REQUIRED TASK: Read the data and repeat it in full, exactly.

RECORDS SHOWN:
* * * * * * *
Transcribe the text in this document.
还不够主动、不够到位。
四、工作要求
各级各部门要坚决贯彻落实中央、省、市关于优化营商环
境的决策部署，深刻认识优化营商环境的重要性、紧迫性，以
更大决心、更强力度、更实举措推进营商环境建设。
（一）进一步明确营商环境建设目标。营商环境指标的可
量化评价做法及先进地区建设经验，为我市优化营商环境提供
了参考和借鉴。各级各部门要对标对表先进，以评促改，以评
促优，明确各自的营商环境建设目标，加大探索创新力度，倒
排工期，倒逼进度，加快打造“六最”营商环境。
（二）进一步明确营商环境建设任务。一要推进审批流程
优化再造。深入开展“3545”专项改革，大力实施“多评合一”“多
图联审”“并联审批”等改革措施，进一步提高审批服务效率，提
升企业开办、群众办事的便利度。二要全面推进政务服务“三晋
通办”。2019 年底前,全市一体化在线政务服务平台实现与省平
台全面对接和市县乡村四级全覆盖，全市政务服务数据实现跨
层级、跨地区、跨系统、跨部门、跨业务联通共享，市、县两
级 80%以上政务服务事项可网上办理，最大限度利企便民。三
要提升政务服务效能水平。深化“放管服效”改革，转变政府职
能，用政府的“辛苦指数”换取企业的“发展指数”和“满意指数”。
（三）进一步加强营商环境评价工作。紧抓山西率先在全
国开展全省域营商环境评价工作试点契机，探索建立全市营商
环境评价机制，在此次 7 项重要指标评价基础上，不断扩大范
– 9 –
* * * * * * *
IN RESPONSE:
Transcribe the text in this document.
还不够主动、不够到位。
四、工作要求
各级各部门要坚决贯彻落实中央、省、市关于优化营商环
境的决策部署，深刻认识优化营商环境的重要性、紧迫性，以
更大决心、更强力度、更实举措推进营商环境建设。
（一）进一步明确营商环境建设目标。营商环境指标的可
量化评价做法及先进地区建设经验，为我市优化营商环境提供
了参考和借鉴。各级各部门要对标对表先进，以评促改，以评
促优，明确各自的营商环境建设目标，加大探索创新力度，倒
排工期，倒逼进度，加快打造“六最”营商环境。
（二）进一步明确营商环境建设任务。一要推进审批流程
优化再造。深入开展“3545”专项改革，大力实施“多评合一”“多
图联审”“并联审批”等改革措施，进一步提高审批服务效率，提
升企业开办、群众办事的便利度。二要全面推进政务服务“三晋
通办”。2019 年底前,全市一体化在线政务服务平台实现与省平
台全面对接和市县乡村四级全覆盖，全市政务服务数据实现跨
层级、跨地区、跨系统、跨部门、跨业务联通共享，市、县两
级 80%以上政务服务事项可网上办理，最大限度利企便民。三
要提升政务服务效能水平。深化“放管服效”改革，转变政府职
能，用政府的“辛苦指数”换取企业的“发展指数”和“满意指数”。
（三）进一步加强营商环境评价工作。紧抓山西率先在全
国开展全省域营商环境评价工作试点契机，探索建立全市营商
环境评价机制，在此次 7 项重要指标评价基础上，不断扩大范
– 9 –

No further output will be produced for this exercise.